***** Available records *****

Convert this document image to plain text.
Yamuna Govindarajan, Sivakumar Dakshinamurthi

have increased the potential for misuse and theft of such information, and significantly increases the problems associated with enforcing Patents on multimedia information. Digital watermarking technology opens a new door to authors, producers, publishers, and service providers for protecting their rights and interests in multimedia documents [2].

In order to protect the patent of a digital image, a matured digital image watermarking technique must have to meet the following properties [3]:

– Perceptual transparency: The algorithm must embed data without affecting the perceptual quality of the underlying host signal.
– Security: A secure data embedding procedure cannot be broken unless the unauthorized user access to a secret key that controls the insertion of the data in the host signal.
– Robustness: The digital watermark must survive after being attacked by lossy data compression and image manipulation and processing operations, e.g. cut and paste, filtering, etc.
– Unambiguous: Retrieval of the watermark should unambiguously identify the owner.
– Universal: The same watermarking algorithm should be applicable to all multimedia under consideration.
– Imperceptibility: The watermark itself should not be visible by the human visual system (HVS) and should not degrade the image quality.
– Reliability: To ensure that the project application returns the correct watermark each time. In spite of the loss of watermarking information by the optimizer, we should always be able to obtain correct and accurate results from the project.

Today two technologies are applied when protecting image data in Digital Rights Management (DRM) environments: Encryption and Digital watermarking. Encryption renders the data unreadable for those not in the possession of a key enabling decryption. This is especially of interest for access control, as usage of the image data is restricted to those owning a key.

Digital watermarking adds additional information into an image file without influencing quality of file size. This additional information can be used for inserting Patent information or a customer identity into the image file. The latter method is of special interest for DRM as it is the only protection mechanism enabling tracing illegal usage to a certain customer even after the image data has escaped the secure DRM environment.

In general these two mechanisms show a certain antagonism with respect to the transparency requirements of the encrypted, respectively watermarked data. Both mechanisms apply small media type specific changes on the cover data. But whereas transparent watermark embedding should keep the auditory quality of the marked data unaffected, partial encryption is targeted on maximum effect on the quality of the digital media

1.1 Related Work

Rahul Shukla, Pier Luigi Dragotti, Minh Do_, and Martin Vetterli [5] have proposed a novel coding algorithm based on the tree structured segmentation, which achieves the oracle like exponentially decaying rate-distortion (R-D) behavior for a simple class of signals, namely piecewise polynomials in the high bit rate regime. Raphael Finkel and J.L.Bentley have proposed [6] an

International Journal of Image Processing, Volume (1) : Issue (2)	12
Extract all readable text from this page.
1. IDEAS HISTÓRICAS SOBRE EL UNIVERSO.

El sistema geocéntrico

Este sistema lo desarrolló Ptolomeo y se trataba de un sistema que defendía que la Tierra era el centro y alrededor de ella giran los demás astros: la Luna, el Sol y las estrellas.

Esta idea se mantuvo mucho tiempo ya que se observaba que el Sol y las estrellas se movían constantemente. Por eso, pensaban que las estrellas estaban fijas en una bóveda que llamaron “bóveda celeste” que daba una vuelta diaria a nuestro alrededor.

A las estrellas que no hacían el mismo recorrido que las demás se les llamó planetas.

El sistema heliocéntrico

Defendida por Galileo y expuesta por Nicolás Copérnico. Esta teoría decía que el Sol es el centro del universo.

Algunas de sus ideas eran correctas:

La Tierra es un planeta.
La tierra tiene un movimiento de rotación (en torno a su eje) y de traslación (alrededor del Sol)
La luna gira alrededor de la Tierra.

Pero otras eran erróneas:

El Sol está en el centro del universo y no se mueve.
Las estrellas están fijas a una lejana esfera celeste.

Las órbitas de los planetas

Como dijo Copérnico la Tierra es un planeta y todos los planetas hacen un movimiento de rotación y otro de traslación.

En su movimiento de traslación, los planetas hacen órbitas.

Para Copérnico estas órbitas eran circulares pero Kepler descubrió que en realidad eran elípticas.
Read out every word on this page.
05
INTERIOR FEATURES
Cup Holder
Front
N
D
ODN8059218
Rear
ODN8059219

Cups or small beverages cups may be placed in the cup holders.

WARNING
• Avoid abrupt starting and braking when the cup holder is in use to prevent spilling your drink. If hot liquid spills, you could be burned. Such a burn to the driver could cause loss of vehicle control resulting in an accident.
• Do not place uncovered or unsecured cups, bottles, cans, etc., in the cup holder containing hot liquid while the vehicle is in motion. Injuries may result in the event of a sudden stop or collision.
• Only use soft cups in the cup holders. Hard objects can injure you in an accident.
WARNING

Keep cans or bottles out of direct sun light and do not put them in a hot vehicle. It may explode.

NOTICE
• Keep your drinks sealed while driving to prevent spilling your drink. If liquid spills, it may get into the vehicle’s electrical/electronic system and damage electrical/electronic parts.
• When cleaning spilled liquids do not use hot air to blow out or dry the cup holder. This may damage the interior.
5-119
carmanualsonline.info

*****

** Stated problem **
Go over the data above and copy every line that has the word "rotación" in it.

** Task response **
La tierra tiene un movimiento de rotación (en torno a su eje) y de traslación (alrededor del Sol)
Como dijo Copérnico la Tierra es un planeta y todos los planetas hacen un movimiento de rotación y otro de traslación.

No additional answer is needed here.